# [What you have to do]
Copy each line of the data below with the word "label".

# [Exercise data]
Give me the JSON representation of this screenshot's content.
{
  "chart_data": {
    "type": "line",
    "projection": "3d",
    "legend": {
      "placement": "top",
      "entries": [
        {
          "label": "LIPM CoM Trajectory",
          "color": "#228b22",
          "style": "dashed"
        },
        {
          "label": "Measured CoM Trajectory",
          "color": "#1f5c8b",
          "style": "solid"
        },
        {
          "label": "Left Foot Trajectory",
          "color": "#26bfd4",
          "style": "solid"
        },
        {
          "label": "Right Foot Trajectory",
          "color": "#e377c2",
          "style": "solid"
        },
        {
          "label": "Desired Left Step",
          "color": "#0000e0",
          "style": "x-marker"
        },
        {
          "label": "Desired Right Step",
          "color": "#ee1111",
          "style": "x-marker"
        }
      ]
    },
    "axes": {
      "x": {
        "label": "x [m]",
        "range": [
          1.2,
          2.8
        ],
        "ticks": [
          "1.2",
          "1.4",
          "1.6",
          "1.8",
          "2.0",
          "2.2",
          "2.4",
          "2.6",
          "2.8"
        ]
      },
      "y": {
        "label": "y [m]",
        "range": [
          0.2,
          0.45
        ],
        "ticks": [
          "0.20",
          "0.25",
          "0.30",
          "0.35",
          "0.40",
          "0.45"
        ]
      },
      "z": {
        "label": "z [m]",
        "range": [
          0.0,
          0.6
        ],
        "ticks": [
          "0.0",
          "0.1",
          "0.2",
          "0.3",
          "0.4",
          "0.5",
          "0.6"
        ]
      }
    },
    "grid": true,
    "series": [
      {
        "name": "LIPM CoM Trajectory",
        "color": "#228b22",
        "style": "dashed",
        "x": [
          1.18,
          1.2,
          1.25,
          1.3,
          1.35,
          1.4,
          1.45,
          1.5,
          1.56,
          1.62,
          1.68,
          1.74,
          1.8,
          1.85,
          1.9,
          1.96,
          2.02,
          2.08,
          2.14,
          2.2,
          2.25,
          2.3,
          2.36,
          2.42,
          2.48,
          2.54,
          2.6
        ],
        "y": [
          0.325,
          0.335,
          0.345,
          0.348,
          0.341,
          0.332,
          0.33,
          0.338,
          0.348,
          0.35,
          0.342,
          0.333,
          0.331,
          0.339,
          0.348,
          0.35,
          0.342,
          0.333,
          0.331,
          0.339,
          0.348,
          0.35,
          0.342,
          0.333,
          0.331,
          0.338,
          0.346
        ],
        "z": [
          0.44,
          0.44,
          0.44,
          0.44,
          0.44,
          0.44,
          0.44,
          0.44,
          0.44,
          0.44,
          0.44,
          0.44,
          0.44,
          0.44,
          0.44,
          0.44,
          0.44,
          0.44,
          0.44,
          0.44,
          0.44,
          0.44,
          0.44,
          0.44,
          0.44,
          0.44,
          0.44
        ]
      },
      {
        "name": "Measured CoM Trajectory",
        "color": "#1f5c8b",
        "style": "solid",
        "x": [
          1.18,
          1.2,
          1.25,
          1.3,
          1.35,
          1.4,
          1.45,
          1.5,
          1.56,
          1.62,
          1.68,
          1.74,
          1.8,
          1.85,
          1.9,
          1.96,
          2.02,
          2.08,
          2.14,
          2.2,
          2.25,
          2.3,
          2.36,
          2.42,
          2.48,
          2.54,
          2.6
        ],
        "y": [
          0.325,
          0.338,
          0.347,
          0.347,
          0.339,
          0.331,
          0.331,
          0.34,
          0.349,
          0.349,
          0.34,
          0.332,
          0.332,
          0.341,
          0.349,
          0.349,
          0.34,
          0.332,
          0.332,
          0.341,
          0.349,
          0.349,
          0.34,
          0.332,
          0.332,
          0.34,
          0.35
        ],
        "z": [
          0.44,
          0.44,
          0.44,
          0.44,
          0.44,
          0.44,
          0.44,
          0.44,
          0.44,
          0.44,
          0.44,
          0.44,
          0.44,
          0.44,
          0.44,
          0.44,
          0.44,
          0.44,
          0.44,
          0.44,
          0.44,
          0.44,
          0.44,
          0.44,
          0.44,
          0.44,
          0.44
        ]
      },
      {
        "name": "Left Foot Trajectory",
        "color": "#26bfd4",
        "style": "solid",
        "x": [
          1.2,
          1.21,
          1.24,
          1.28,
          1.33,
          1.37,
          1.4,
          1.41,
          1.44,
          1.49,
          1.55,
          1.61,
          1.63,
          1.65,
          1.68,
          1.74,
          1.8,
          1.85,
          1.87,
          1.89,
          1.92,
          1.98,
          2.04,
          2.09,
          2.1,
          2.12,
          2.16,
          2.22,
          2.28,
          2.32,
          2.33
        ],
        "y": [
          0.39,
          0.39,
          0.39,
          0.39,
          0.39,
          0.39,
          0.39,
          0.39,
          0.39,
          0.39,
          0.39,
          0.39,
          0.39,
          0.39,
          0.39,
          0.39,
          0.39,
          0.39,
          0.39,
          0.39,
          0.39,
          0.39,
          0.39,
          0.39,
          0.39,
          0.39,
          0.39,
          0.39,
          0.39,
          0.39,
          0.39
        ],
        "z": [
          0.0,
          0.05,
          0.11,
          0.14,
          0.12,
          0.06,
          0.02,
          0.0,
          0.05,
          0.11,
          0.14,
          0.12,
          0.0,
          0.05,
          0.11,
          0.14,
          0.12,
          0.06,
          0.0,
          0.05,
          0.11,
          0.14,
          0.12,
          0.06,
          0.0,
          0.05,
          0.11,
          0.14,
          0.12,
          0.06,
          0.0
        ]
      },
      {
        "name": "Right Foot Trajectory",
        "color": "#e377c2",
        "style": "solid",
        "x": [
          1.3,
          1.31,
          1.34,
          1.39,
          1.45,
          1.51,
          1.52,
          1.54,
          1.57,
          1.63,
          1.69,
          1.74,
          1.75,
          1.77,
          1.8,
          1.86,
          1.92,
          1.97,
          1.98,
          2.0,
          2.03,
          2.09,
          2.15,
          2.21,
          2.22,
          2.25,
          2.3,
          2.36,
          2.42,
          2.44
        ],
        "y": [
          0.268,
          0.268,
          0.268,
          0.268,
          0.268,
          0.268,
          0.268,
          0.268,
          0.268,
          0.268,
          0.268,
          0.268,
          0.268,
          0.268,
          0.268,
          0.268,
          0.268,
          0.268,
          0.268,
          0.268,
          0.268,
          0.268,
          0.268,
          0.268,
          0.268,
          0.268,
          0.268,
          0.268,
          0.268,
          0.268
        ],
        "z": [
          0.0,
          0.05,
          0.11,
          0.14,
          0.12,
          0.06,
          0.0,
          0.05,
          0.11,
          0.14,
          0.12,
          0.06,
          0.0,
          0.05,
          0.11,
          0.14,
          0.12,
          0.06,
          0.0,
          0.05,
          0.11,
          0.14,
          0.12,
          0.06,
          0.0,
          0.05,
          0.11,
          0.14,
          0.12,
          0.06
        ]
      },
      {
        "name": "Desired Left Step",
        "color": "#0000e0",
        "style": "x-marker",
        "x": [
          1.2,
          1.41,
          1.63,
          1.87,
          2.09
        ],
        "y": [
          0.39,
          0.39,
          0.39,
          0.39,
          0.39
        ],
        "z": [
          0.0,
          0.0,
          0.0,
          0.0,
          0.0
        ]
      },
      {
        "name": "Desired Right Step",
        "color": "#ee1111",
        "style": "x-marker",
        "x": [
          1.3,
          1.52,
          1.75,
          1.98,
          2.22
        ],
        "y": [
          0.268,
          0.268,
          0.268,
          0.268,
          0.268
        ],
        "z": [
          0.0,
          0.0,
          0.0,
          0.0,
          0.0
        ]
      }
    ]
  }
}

# [Output of the exercise]
          "label": "LIPM CoM Trajectory",
          "label": "Measured CoM Trajectory",
          "label": "Left Foot Trajectory",
          "label": "Right Foot Trajectory",
          "label": "Desired Left Step",
          "label": "Desired Right Step",
        "label": "x [m]",
        "label": "y [m]",
        "label": "z [m]",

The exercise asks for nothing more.